GIVEN PROBLEM:
All of the listing below must be repeated word for word. Pictures are the only thing to omit.

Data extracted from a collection

────────────────────────────────────────

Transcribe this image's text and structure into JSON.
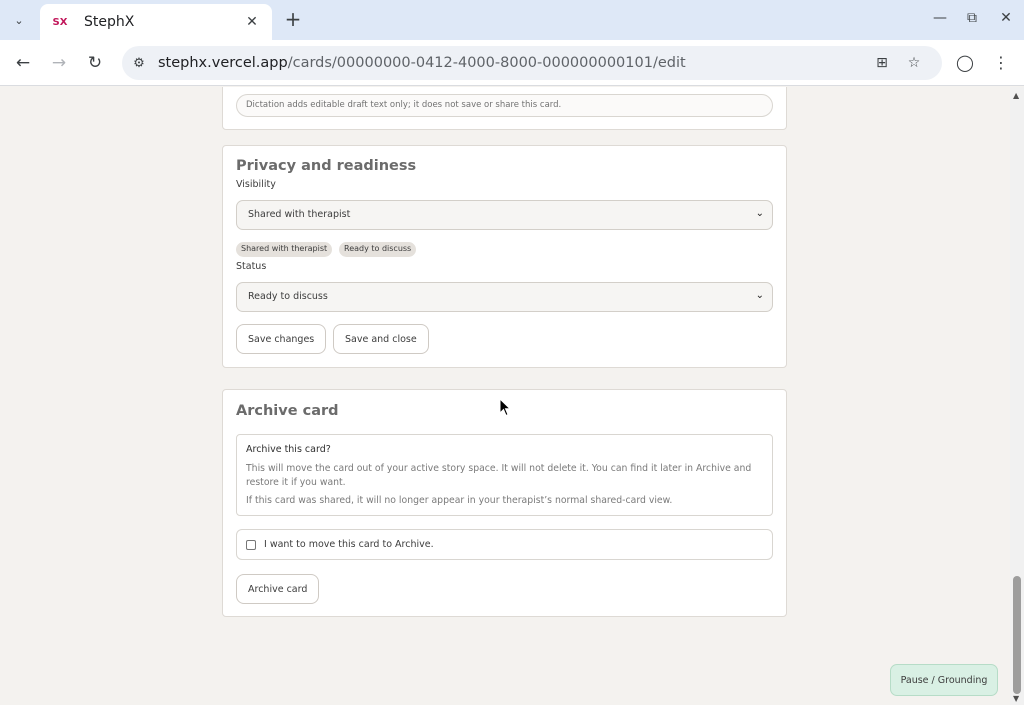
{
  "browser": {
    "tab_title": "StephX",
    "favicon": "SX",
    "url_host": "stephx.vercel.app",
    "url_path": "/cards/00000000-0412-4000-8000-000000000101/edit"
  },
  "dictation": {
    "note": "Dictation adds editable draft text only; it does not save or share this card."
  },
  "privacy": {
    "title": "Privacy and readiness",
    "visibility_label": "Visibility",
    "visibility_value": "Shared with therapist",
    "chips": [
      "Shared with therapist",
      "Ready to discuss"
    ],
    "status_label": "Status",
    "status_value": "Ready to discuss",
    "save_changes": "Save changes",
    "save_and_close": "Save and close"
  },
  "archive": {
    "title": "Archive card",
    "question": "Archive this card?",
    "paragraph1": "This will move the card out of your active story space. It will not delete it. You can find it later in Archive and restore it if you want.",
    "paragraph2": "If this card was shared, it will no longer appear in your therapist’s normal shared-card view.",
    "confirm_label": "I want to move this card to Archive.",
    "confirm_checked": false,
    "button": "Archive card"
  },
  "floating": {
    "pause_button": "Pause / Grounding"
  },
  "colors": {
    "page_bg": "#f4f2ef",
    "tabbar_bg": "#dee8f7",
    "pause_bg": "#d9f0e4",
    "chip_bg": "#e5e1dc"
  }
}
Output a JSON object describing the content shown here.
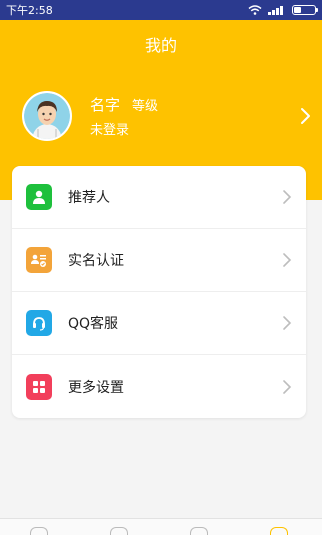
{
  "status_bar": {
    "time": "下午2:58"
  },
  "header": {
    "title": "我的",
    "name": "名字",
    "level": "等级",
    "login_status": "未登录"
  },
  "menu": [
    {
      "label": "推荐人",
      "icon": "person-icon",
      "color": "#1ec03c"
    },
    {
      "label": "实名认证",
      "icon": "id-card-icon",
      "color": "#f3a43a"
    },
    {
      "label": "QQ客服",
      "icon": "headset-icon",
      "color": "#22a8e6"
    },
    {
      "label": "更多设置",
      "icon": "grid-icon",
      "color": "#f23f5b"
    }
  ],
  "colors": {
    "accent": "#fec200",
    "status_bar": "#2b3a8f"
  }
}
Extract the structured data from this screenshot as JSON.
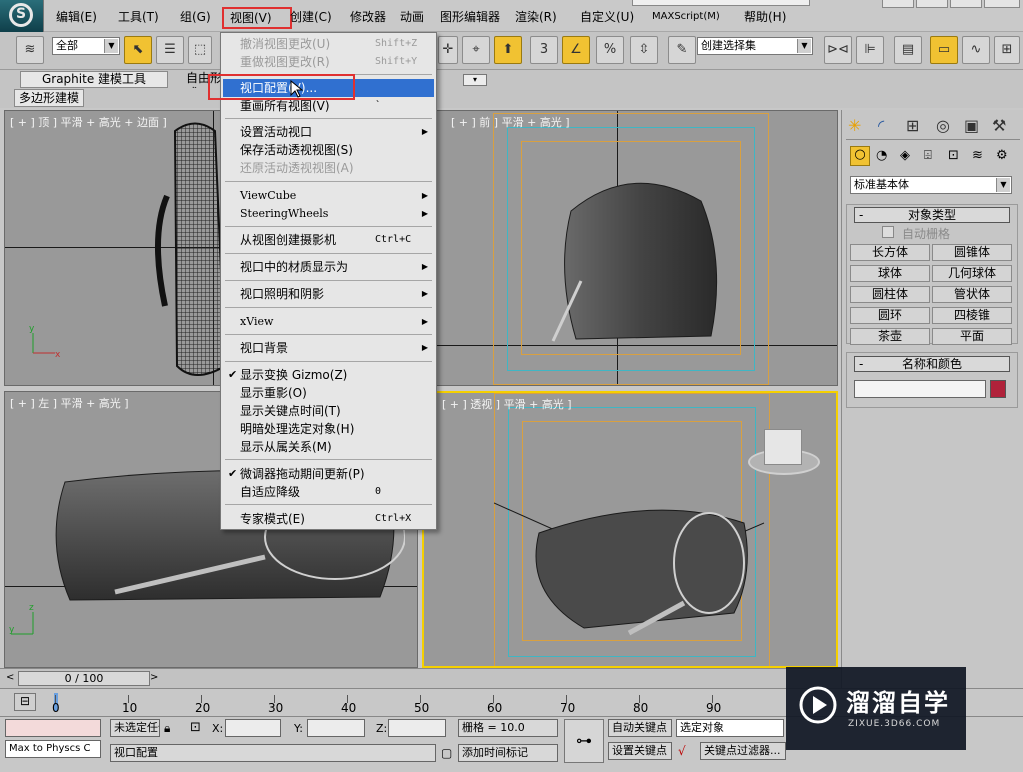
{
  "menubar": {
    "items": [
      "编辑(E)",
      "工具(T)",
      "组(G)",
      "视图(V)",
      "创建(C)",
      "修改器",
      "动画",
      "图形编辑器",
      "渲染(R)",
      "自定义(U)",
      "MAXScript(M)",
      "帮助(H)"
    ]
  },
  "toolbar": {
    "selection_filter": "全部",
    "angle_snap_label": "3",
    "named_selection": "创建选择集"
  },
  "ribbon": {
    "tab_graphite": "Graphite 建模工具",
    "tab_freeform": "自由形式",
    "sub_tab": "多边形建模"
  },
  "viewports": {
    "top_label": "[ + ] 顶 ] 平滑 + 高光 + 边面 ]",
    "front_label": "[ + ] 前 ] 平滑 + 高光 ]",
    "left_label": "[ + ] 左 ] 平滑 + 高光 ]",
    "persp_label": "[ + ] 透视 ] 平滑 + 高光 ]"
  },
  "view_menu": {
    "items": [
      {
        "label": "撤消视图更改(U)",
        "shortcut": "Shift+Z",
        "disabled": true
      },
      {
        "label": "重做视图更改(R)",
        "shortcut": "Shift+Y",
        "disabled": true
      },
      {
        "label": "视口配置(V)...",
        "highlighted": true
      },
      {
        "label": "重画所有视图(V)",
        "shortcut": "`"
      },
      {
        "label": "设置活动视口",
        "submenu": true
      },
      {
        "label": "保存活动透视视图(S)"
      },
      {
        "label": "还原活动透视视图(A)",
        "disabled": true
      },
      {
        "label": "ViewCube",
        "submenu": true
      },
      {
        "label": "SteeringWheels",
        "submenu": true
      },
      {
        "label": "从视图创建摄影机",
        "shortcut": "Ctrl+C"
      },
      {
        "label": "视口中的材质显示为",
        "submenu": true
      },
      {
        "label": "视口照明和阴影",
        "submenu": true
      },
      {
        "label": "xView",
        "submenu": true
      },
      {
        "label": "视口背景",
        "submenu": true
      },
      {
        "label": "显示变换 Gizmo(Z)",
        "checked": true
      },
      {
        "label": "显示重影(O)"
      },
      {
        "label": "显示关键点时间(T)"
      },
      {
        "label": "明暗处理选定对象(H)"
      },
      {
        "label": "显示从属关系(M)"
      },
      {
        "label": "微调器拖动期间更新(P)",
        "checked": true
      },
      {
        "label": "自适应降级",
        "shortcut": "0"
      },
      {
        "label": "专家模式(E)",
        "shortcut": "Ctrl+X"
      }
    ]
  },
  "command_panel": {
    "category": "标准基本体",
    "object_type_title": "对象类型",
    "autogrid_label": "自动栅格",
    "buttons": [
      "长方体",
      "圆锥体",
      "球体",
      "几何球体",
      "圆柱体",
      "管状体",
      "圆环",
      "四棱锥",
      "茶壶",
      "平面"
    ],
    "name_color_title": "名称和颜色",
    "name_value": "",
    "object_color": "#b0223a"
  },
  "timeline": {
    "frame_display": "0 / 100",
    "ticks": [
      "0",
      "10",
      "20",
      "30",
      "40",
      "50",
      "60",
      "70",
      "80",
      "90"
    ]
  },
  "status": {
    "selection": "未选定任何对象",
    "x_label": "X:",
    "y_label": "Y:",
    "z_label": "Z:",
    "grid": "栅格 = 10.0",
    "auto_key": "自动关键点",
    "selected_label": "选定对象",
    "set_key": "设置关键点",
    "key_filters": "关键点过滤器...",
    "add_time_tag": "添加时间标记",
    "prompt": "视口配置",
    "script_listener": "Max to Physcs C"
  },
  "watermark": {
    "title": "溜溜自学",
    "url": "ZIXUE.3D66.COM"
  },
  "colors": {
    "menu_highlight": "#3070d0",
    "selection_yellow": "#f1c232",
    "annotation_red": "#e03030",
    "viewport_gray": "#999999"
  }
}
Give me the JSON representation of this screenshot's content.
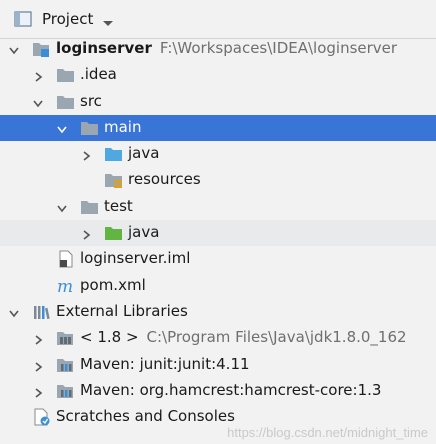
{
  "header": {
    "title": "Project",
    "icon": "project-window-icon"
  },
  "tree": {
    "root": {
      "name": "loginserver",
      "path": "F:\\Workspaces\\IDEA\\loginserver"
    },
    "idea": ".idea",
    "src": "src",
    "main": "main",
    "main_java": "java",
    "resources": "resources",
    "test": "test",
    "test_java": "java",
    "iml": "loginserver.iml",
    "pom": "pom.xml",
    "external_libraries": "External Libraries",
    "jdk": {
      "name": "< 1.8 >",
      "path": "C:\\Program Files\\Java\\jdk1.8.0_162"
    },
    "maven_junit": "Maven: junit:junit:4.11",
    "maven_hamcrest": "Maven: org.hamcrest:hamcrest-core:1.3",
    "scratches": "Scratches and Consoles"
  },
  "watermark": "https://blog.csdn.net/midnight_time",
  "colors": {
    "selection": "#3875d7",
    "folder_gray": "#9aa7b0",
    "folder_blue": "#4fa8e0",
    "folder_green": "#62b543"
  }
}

────────────────────────────────────────

FULL ANSWER:
Transcribe this image's text and structure into JSON.
{
  "browser": {
    "tab_title": "StephX",
    "favicon": "SX",
    "url_host": "stephx.vercel.app",
    "url_path": "/cards/00000000-0412-4000-8000-000000000101/edit"
  },
  "dictation": {
    "note": "Dictation adds editable draft text only; it does not save or share this card."
  },
  "privacy": {
    "title": "Privacy and readiness",
    "visibility_label": "Visibility",
    "visibility_value": "Shared with therapist",
    "chips": [
      "Shared with therapist",
      "Ready to discuss"
    ],
    "status_label": "Status",
    "status_value": "Ready to discuss",
    "save_changes": "Save changes",
    "save_and_close": "Save and close"
  },
  "archive": {
    "title": "Archive card",
    "question": "Archive this card?",
    "paragraph1": "This will move the card out of your active story space. It will not delete it. You can find it later in Archive and restore it if you want.",
    "paragraph2": "If this card was shared, it will no longer appear in your therapist’s normal shared-card view.",
    "confirm_label": "I want to move this card to Archive.",
    "confirm_checked": false,
    "button": "Archive card"
  },
  "floating": {
    "pause_button": "Pause / Grounding"
  },
  "colors": {
    "page_bg": "#f4f2ef",
    "tabbar_bg": "#dee8f7",
    "pause_bg": "#d9f0e4",
    "chip_bg": "#e5e1dc"
  }
}
Output a JSON object describing the content shown here.
{
  "status_bar": {
    "time": "下午2:58"
  },
  "header": {
    "title": "我的",
    "name": "名字",
    "level": "等级",
    "login_status": "未登录"
  },
  "menu": [
    {
      "label": "推荐人",
      "icon": "person-icon",
      "color": "#1ec03c"
    },
    {
      "label": "实名认证",
      "icon": "id-card-icon",
      "color": "#f3a43a"
    },
    {
      "label": "QQ客服",
      "icon": "headset-icon",
      "color": "#22a8e6"
    },
    {
      "label": "更多设置",
      "icon": "grid-icon",
      "color": "#f23f5b"
    }
  ],
  "colors": {
    "accent": "#fec200",
    "status_bar": "#2b3a8f"
  }
}
Extract the structured data from this screenshot as JSON.
{
  "menubar": {
    "items": [
      "编辑(E)",
      "工具(T)",
      "组(G)",
      "视图(V)",
      "创建(C)",
      "修改器",
      "动画",
      "图形编辑器",
      "渲染(R)",
      "自定义(U)",
      "MAXScript(M)",
      "帮助(H)"
    ]
  },
  "toolbar": {
    "selection_filter": "全部",
    "angle_snap_label": "3",
    "named_selection": "创建选择集"
  },
  "ribbon": {
    "tab_graphite": "Graphite 建模工具",
    "tab_freeform": "自由形式",
    "sub_tab": "多边形建模"
  },
  "viewports": {
    "top_label": "[ + ] 顶 ] 平滑 + 高光 + 边面 ]",
    "front_label": "[ + ] 前 ] 平滑 + 高光 ]",
    "left_label": "[ + ] 左 ] 平滑 + 高光 ]",
    "persp_label": "[ + ] 透视 ] 平滑 + 高光 ]"
  },
  "view_menu": {
    "items": [
      {
        "label": "撤消视图更改(U)",
        "shortcut": "Shift+Z",
        "disabled": true
      },
      {
        "label": "重做视图更改(R)",
        "shortcut": "Shift+Y",
        "disabled": true
      },
      {
        "label": "视口配置(V)...",
        "highlighted": true
      },
      {
        "label": "重画所有视图(V)",
        "shortcut": "`"
      },
      {
        "label": "设置活动视口",
        "submenu": true
      },
      {
        "label": "保存活动透视视图(S)"
      },
      {
        "label": "还原活动透视视图(A)",
        "disabled": true
      },
      {
        "label": "ViewCube",
        "submenu": true
      },
      {
        "label": "SteeringWheels",
        "submenu": true
      },
      {
        "label": "从视图创建摄影机",
        "shortcut": "Ctrl+C"
      },
      {
        "label": "视口中的材质显示为",
        "submenu": true
      },
      {
        "label": "视口照明和阴影",
        "submenu": true
      },
      {
        "label": "xView",
        "submenu": true
      },
      {
        "label": "视口背景",
        "submenu": true
      },
      {
        "label": "显示变换 Gizmo(Z)",
        "checked": true
      },
      {
        "label": "显示重影(O)"
      },
      {
        "label": "显示关键点时间(T)"
      },
      {
        "label": "明暗处理选定对象(H)"
      },
      {
        "label": "显示从属关系(M)"
      },
      {
        "label": "微调器拖动期间更新(P)",
        "checked": true
      },
      {
        "label": "自适应降级",
        "shortcut": "0"
      },
      {
        "label": "专家模式(E)",
        "shortcut": "Ctrl+X"
      }
    ]
  },
  "command_panel": {
    "category": "标准基本体",
    "object_type_title": "对象类型",
    "autogrid_label": "自动栅格",
    "buttons": [
      "长方体",
      "圆锥体",
      "球体",
      "几何球体",
      "圆柱体",
      "管状体",
      "圆环",
      "四棱锥",
      "茶壶",
      "平面"
    ],
    "name_color_title": "名称和颜色",
    "name_value": "",
    "object_color": "#b0223a"
  },
  "timeline": {
    "frame_display": "0 / 100",
    "ticks": [
      "0",
      "10",
      "20",
      "30",
      "40",
      "50",
      "60",
      "70",
      "80",
      "90"
    ]
  },
  "status": {
    "selection": "未选定任何对象",
    "x_label": "X:",
    "y_label": "Y:",
    "z_label": "Z:",
    "grid": "栅格 = 10.0",
    "auto_key": "自动关键点",
    "selected_label": "选定对象",
    "set_key": "设置关键点",
    "key_filters": "关键点过滤器...",
    "add_time_tag": "添加时间标记",
    "prompt": "视口配置",
    "script_listener": "Max to Physcs C"
  },
  "watermark": {
    "title": "溜溜自学",
    "url": "ZIXUE.3D66.COM"
  },
  "colors": {
    "menu_highlight": "#3070d0",
    "selection_yellow": "#f1c232",
    "annotation_red": "#e03030",
    "viewport_gray": "#999999"
  }
}
Give me the JSON representation of this screenshot's content.
{
  "header": {
    "title": "Project",
    "icon": "project-window-icon"
  },
  "tree": {
    "root": {
      "name": "loginserver",
      "path": "F:\\Workspaces\\IDEA\\loginserver"
    },
    "idea": ".idea",
    "src": "src",
    "main": "main",
    "main_java": "java",
    "resources": "resources",
    "test": "test",
    "test_java": "java",
    "iml": "loginserver.iml",
    "pom": "pom.xml",
    "external_libraries": "External Libraries",
    "jdk": {
      "name": "< 1.8 >",
      "path": "C:\\Program Files\\Java\\jdk1.8.0_162"
    },
    "maven_junit": "Maven: junit:junit:4.11",
    "maven_hamcrest": "Maven: org.hamcrest:hamcrest-core:1.3",
    "scratches": "Scratches and Consoles"
  },
  "watermark": "https://blog.csdn.net/midnight_time",
  "colors": {
    "selection": "#3875d7",
    "folder_gray": "#9aa7b0",
    "folder_blue": "#4fa8e0",
    "folder_green": "#62b543"
  }
}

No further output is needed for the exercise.